# [Stated problem]
Search the material for the word "sans" and copy each line that holds it.

+===+

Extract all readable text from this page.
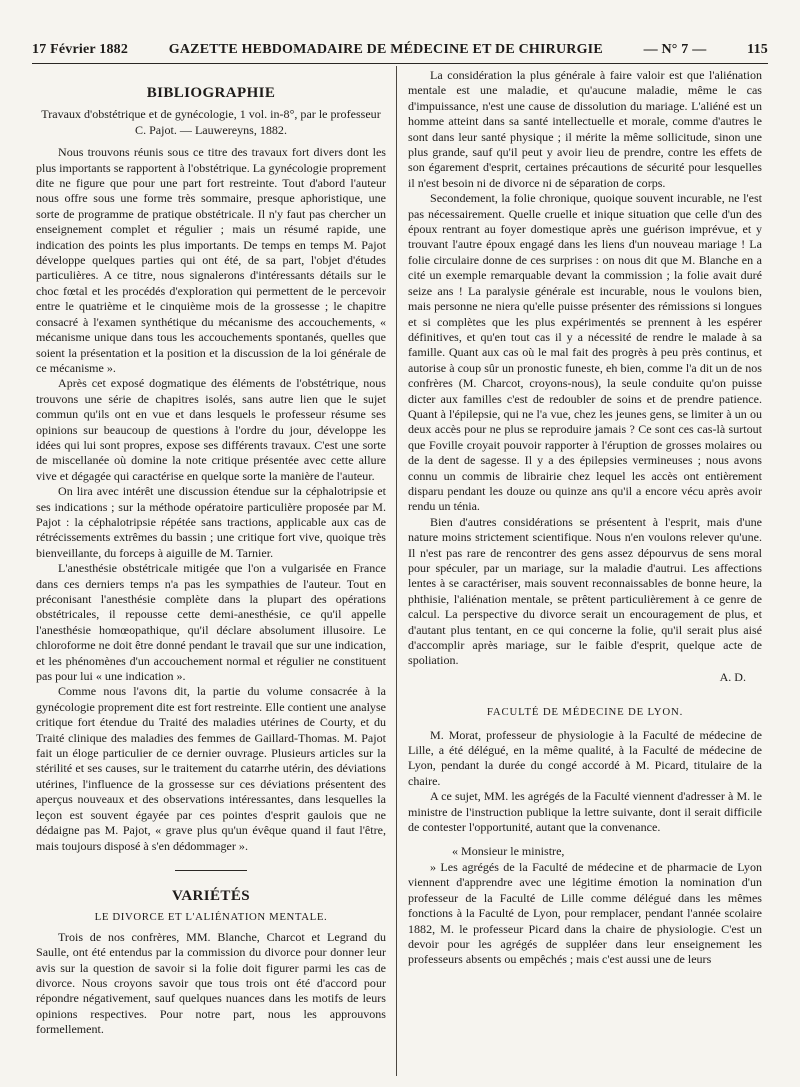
17 Février 1882	GAZETTE HEBDOMADAIRE DE MÉDECINE ET DE CHIRURGIE	— N° 7 —	115
BIBLIOGRAPHIE

Travaux d'obstétrique et de gynécologie, 1 vol. in-8°, par le professeur C. Pajot. — Lauwereyns, 1882.

Nous trouvons réunis sous ce titre des travaux fort divers dont les plus importants se rapportent à l'obstétrique. La gynécologie proprement dite ne figure que pour une part fort restreinte. Tout d'abord l'auteur nous offre sous une forme très sommaire, presque aphoristique, une sorte de programme de pratique obstétricale. Il n'y faut pas chercher un enseignement complet et régulier ; mais un résumé rapide, une indication des points les plus importants. De temps en temps M. Pajot développe quelques parties qui ont été, de sa part, l'objet d'études particulières. A ce titre, nous signalerons d'intéressants détails sur le choc fœtal et les procédés d'exploration qui permettent de le percevoir entre le quatrième et le cinquième mois de la grossesse ; le chapitre consacré à l'examen synthétique du mécanisme des accouchements, « mécanisme unique dans tous les accouchements spontanés, quelles que soient la présentation et la position et la discussion de la loi générale de ce mécanisme ».

Après cet exposé dogmatique des éléments de l'obstétrique, nous trouvons une série de chapitres isolés, sans autre lien que le sujet commun qu'ils ont en vue et dans lesquels le professeur résume ses opinions sur beaucoup de questions à l'ordre du jour, développe les idées qui lui sont propres, expose ses différents travaux. C'est une sorte de miscellanée où domine la note critique présentée avec cette allure vive et dégagée qui caractérise en quelque sorte la manière de l'auteur.

On lira avec intérêt une discussion étendue sur la céphalotripsie et ses indications ; sur la méthode opératoire particulière proposée par M. Pajot : la céphalotripsie répétée sans tractions, applicable aux cas de rétrécissements extrêmes du bassin ; une critique fort vive, quoique très bienveillante, du forceps à aiguille de M. Tarnier.

L'anesthésie obstétricale mitigée que l'on a vulgarisée en France dans ces derniers temps n'a pas les sympathies de l'auteur. Tout en préconisant l'anesthésie complète dans la plupart des opérations obstétricales, il repousse cette demi-anesthésie, ce qu'il appelle l'anesthésie homœopathique, qu'il déclare absolument illusoire. Le chloroforme ne doit être donné pendant le travail que sur une indication, et les phénomènes d'un accouchement normal et régulier ne constituent pas pour lui « une indication ».

Comme nous l'avons dit, la partie du volume consacrée à la gynécologie proprement dite est fort restreinte. Elle contient une analyse critique fort étendue du Traité des maladies utérines de Courty, et du Traité clinique des maladies des femmes de Gaillard-Thomas. M. Pajot fait un éloge particulier de ce dernier ouvrage. Plusieurs articles sur la stérilité et ses causes, sur le traitement du catarrhe utérin, des déviations utérines, l'influence de la grossesse sur ces déviations présentent des aperçus nouveaux et des observations intéressantes, dans lesquelles la leçon est souvent égayée par ces pointes d'esprit gaulois que ne dédaigne pas M. Pajot, « grave plus qu'un évêque quand il faut l'être, mais toujours disposé à s'en dédommager ».

VARIÉTÉS

LE DIVORCE ET L'ALIÉNATION MENTALE.

Trois de nos confrères, MM. Blanche, Charcot et Legrand du Saulle, ont été entendus par la commission du divorce pour donner leur avis sur la question de savoir si la folie doit figurer parmi les cas de divorce. Nous croyons savoir que tous trois ont été d'accord pour répondre négativement, sauf quelques nuances dans les motifs de leurs opinions respectives. Pour notre part, nous les approuvons formellement.

La considération la plus générale à faire valoir est que l'aliénation mentale est une maladie, et qu'aucune maladie, même le cas d'impuissance, n'est une cause de dissolution du mariage. L'aliéné est un homme atteint dans sa santé intellectuelle et morale, comme d'autres le sont dans leur santé physique ; il mérite la même sollicitude, sinon une plus grande, sauf qu'il peut y avoir lieu de prendre, contre les effets de son égarement d'esprit, certaines précautions de sécurité pour lesquelles il n'est besoin ni de divorce ni de séparation de corps.

Secondement, la folie chronique, quoique souvent incurable, ne l'est pas nécessairement. Quelle cruelle et inique situation que celle d'un des époux rentrant au foyer domestique après une guérison imprévue, et y trouvant l'autre époux engagé dans les liens d'un nouveau mariage ! La folie circulaire donne de ces surprises : on nous dit que M. Blanche en a cité un exemple remarquable devant la commission ; la folie avait duré seize ans ! La paralysie générale est incurable, nous le voulons bien, mais personne ne niera qu'elle puisse présenter des rémissions si longues et si complètes que les plus expérimentés se prennent à les espérer définitives, et qu'en tout cas il y a nécessité de rendre le malade à sa famille. Quant aux cas où le mal fait des progrès à peu près continus, et autorise à coup sûr un pronostic funeste, eh bien, comme l'a dit un de nos confrères (M. Charcot, croyons-nous), la seule conduite qu'on puisse dicter aux familles c'est de redoubler de soins et de prendre patience. Quant à l'épilepsie, qui ne l'a vue, chez les jeunes gens, se limiter à un ou deux accès pour ne plus se reproduire jamais ? Ce sont ces cas-là surtout que Foville croyait pouvoir rapporter à l'éruption de grosses molaires ou de la dent de sagesse. Il y a des épilepsies vermineuses ; nous avons connu un commis de librairie chez lequel les accès ont entièrement disparu pendant les douze ou quinze ans qu'il a encore vécu après avoir rendu un ténia.

Bien d'autres considérations se présentent à l'esprit, mais d'une nature moins strictement scientifique. Nous n'en voulons relever qu'une. Il n'est pas rare de rencontrer des gens assez dépourvus de sens moral pour spéculer, par un mariage, sur la maladie d'autrui. Les affections lentes à se caractériser, mais souvent reconnaissables de bonne heure, la phthisie, l'aliénation mentale, se prêtent particulièrement à ce genre de calcul. La perspective du divorce serait un encouragement de plus, et d'autant plus tentant, en ce qui concerne la folie, qu'il serait plus aisé d'accomplir après mariage, sur le faible d'esprit, quelque acte de spoliation.

A. D.

FACULTÉ DE MÉDECINE DE LYON.

M. Morat, professeur de physiologie à la Faculté de médecine de Lille, a été délégué, en la même qualité, à la Faculté de médecine de Lyon, pendant la durée du congé accordé à M. Picard, titulaire de la chaire.

A ce sujet, MM. les agrégés de la Faculté viennent d'adresser à M. le ministre de l'instruction publique la lettre suivante, dont il serait difficile de contester l'opportunité, autant que la convenance.

« Monsieur le ministre,

» Les agrégés de la Faculté de médecine et de pharmacie de Lyon viennent d'apprendre avec une légitime émotion la nomination d'un professeur de la Faculté de Lille comme délégué dans les mêmes fonctions à la Faculté de Lyon, pour remplacer, pendant l'année scolaire 1882, M. le professeur Picard dans la chaire de physiologie. C'est un devoir pour les agrégés de suppléer dans leur enseignement les professeurs absents ou empêchés ; mais c'est aussi une de leurs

+===+

# [Solved exercise]
Après cet exposé dogmatique des éléments de l'obstétrique, nous trouvons une série de chapitres isolés, sans autre lien que le sujet commun qu'ils ont en vue et dans lesquels le professeur résume ses opinions sur beaucoup de questions à l'ordre du jour, développe les idées qui lui sont propres, expose ses différents travaux. C'est une sorte de miscellanée où domine la note critique présentée avec cette allure vive et dégagée qui caractérise en quelque sorte la manière de l'auteur.
On lira avec intérêt une discussion étendue sur la céphalotripsie et ses indications ; sur la méthode opératoire particulière proposée par M. Pajot : la céphalotripsie répétée sans tractions, applicable aux cas de rétrécissements extrêmes du bassin ; une critique fort vive, quoique très bienveillante, du forceps à aiguille de M. Tarnier.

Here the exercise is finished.